Record set:
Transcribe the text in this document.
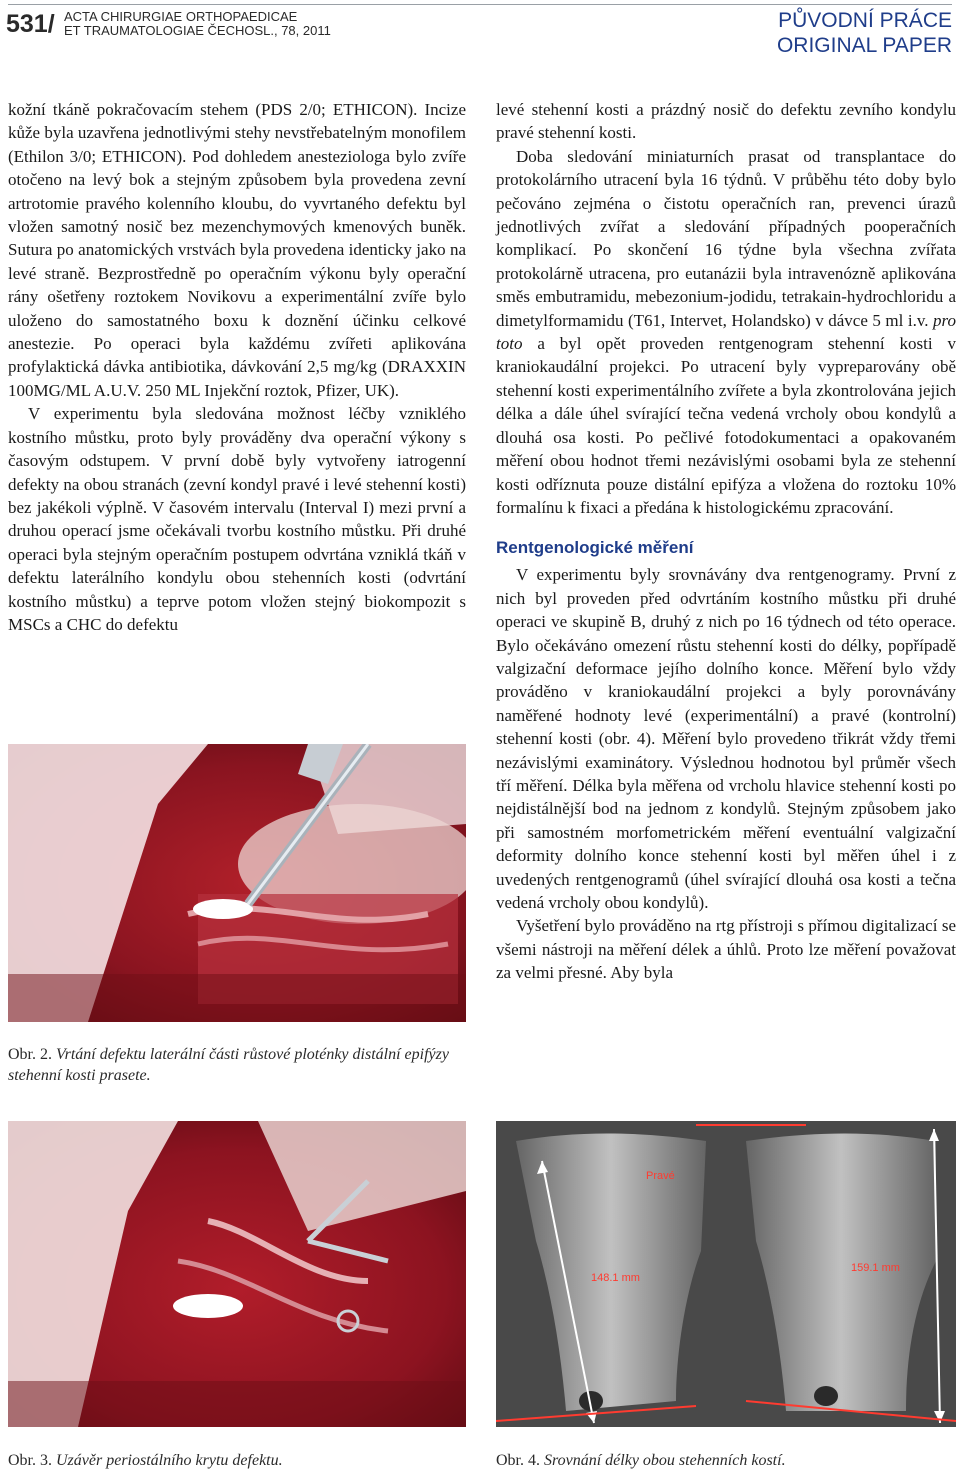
531/ ACTA CHIRURGIAE ORTHOPAEDICAE
ET TRAUMATOLOGIAE ČECHOSL., 78, 2011	PŮVODNÍ PRÁCE
ORIGINAL PAPER

kožní tkáně pokračovacím stehem (PDS 2/0; ETHICON). Incize kůže byla uzavřena jednotlivými stehy nevstřebatelným monofilem (Ethilon 3/0; ETHICON). Pod dohledem anesteziologa bylo zvíře otočeno na levý bok a stejným způsobem byla provedena zevní artrotomie pravého kolenního kloubu, do vyvrtaného defektu byl vložen samotný nosič bez mezenchymových kmenových buněk. Sutura po anatomických vrstvách byla provedena identicky jako na levé straně. Bezprostředně po operačním výkonu byly operační rány ošetřeny roztokem Novikovu a experimentální zvíře bylo uloženo do samostatného boxu k doznění účinku celkové anestezie. Po operaci byla každému zvířeti aplikována profylaktická dávka antibiotika, dávkování 2,5 mg/kg (DRAXXIN 100MG/ML A.U.V. 250 ML Injekční roztok, Pfizer, UK).

V experimentu byla sledována možnost léčby vzniklého kostního můstku, proto byly prováděny dva operační výkony s časovým odstupem. V první době byly vytvořeny iatrogenní defekty na obou stranách (zevní kondyl pravé i levé stehenní kosti) bez jakékoli výplně. V časovém intervalu (Interval I) mezi první a druhou operací jsme očekávali tvorbu kostního můstku. Při druhé operaci byla stejným operačním postupem odvrtána vzniklá tkáň v defektu laterálního kondylu obou stehenních kosti (odvrtání kostního můstku) a teprve potom vložen stejný biokompozit s MSCs a CHC do defektu

levé stehenní kosti a prázdný nosič do defektu zevního kondylu pravé stehenní kosti.

Doba sledování miniaturních prasat od transplantace do protokolárního utracení byla 16 týdnů. V průběhu této doby bylo pečováno zejména o čistotu operačních ran, prevenci úrazů jednotlivých zvířat a sledování případných pooperačních komplikací. Po skončení 16 týdne byla všechna zvířata protokolárně utracena, pro eutanázii byla intravenózně aplikována směs embutramidu, mebezonium-jodidu, tetrakain-hydrochloridu a dimetylformamidu (T61, Intervet, Holandsko) v dávce 5 ml i.v. pro toto a byl opět proveden rentgenogram stehenní kosti v kraniokaudální projekci. Po utracení byly vypreparovány obě stehenní kosti experimentálního zvířete a byla zkontrolována jejich délka a dále úhel svírající tečna vedená vrcholy obou kondylů a dlouhá osa kosti. Po pečlivé fotodokumentaci a opakovaném měření obou hodnot třemi nezávislými osobami byla ze stehenní kosti odříznuta pouze distální epifýza a vložena do roztoku 10% formalínu k fixaci a předána k histologickému zpracování.

Rentgenologické měření

V experimentu byly srovnávány dva rentgenogramy. První z nich byl proveden před odvrtáním kostního můstku při druhé operaci ve skupině B, druhý z nich po 16 týdnech od této operace. Bylo očekáváno omezení růstu stehenní kosti do délky, popřípadě valgizační deformace jejího dolního konce. Měření bylo vždy prováděno v kraniokaudální projekci a byly porovnávány naměřené hodnoty levé (experimentální) a pravé (kontrolní) stehenní kosti (obr. 4). Měření bylo provedeno třikrát vždy třemi nezávislými examinátory. Výslednou hodnotou byl průměr všech tří měření. Délka byla měřena od vrcholu hlavice stehenní kosti po nejdistálnější bod na jednom z kondylů. Stejným způsobem jako při samostném morfometrickém měření eventuální valgizační deformity dolního konce stehenní kosti byl měřen úhel i z uvedených rentgenogramů (úhel svírající dlouhá osa kosti a tečna vedená vrcholy obou kondylů).

Vyšetření bylo prováděno na rtg přístroji s přímou digitalizací se všemi nástroji na měření délek a úhlů. Proto lze měření považovat za velmi přesné. Aby byla

Obr. 2. Vrtání defektu laterální části růstové ploténky distální epifýzy stehenní kosti prasete.
Obr. 3. Uzávěr periostálního krytu defektu.
Pravé
148.1 mm
159.1 mm
Obr. 4. Srovnání délky obou stehenních kostí.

Task details: Retype the listing exactly. Pictures do not belong in the copy.

Reply to the task:
Transcribe the text in this document.
531/ ACTA CHIRURGIAE ORTHOPAEDICAE
ET TRAUMATOLOGIAE ČECHOSL., 78, 2011	PŮVODNÍ PRÁCE
ORIGINAL PAPER

kožní tkáně pokračovacím stehem (PDS 2/0; ETHICON). Incize kůže byla uzavřena jednotlivými stehy nevstřebatelným monofilem (Ethilon 3/0; ETHICON). Pod dohledem anesteziologa bylo zvíře otočeno na levý bok a stejným způsobem byla provedena zevní artrotomie pravého kolenního kloubu, do vyvrtaného defektu byl vložen samotný nosič bez mezenchymových kmenových buněk. Sutura po anatomických vrstvách byla provedena identicky jako na levé straně. Bezprostředně po operačním výkonu byly operační rány ošetřeny roztokem Novikovu a experimentální zvíře bylo uloženo do samostatného boxu k doznění účinku celkové anestezie. Po operaci byla každému zvířeti aplikována profylaktická dávka antibiotika, dávkování 2,5 mg/kg (DRAXXIN 100MG/ML A.U.V. 250 ML Injekční roztok, Pfizer, UK).

V experimentu byla sledována možnost léčby vzniklého kostního můstku, proto byly prováděny dva operační výkony s časovým odstupem. V první době byly vytvořeny iatrogenní defekty na obou stranách (zevní kondyl pravé i levé stehenní kosti) bez jakékoli výplně. V časovém intervalu (Interval I) mezi první a druhou operací jsme očekávali tvorbu kostního můstku. Při druhé operaci byla stejným operačním postupem odvrtána vzniklá tkáň v defektu laterálního kondylu obou stehenních kosti (odvrtání kostního můstku) a teprve potom vložen stejný biokompozit s MSCs a CHC do defektu

levé stehenní kosti a prázdný nosič do defektu zevního kondylu pravé stehenní kosti.

Doba sledování miniaturních prasat od transplantace do protokolárního utracení byla 16 týdnů. V průběhu této doby bylo pečováno zejména o čistotu operačních ran, prevenci úrazů jednotlivých zvířat a sledování případných pooperačních komplikací. Po skončení 16 týdne byla všechna zvířata protokolárně utracena, pro eutanázii byla intravenózně aplikována směs embutramidu, mebezonium-jodidu, tetrakain-hydrochloridu a dimetylformamidu (T61, Intervet, Holandsko) v dávce 5 ml i.v. pro toto a byl opět proveden rentgenogram stehenní kosti v kraniokaudální projekci. Po utracení byly vypreparovány obě stehenní kosti experimentálního zvířete a byla zkontrolována jejich délka a dále úhel svírající tečna vedená vrcholy obou kondylů a dlouhá osa kosti. Po pečlivé fotodokumentaci a opakovaném měření obou hodnot třemi nezávislými osobami byla ze stehenní kosti odříznuta pouze distální epifýza a vložena do roztoku 10% formalínu k fixaci a předána k histologickému zpracování.

Rentgenologické měření

V experimentu byly srovnávány dva rentgenogramy. První z nich byl proveden před odvrtáním kostního můstku při druhé operaci ve skupině B, druhý z nich po 16 týdnech od této operace. Bylo očekáváno omezení růstu stehenní kosti do délky, popřípadě valgizační deformace jejího dolního konce. Měření bylo vždy prováděno v kraniokaudální projekci a byly porovnávány naměřené hodnoty levé (experimentální) a pravé (kontrolní) stehenní kosti (obr. 4). Měření bylo provedeno třikrát vždy třemi nezávislými examinátory. Výslednou hodnotou byl průměr všech tří měření. Délka byla měřena od vrcholu hlavice stehenní kosti po nejdistálnější bod na jednom z kondylů. Stejným způsobem jako při samostném morfometrickém měření eventuální valgizační deformity dolního konce stehenní kosti byl měřen úhel i z uvedených rentgenogramů (úhel svírající dlouhá osa kosti a tečna vedená vrcholy obou kondylů).

Vyšetření bylo prováděno na rtg přístroji s přímou digitalizací se všemi nástroji na měření délek a úhlů. Proto lze měření považovat za velmi přesné. Aby byla

Obr. 2. Vrtání defektu laterální části růstové ploténky distální epifýzy stehenní kosti prasete.
Obr. 3. Uzávěr periostálního krytu defektu.
Pravé
148.1 mm
159.1 mm
Obr. 4. Srovnání délky obou stehenních kostí.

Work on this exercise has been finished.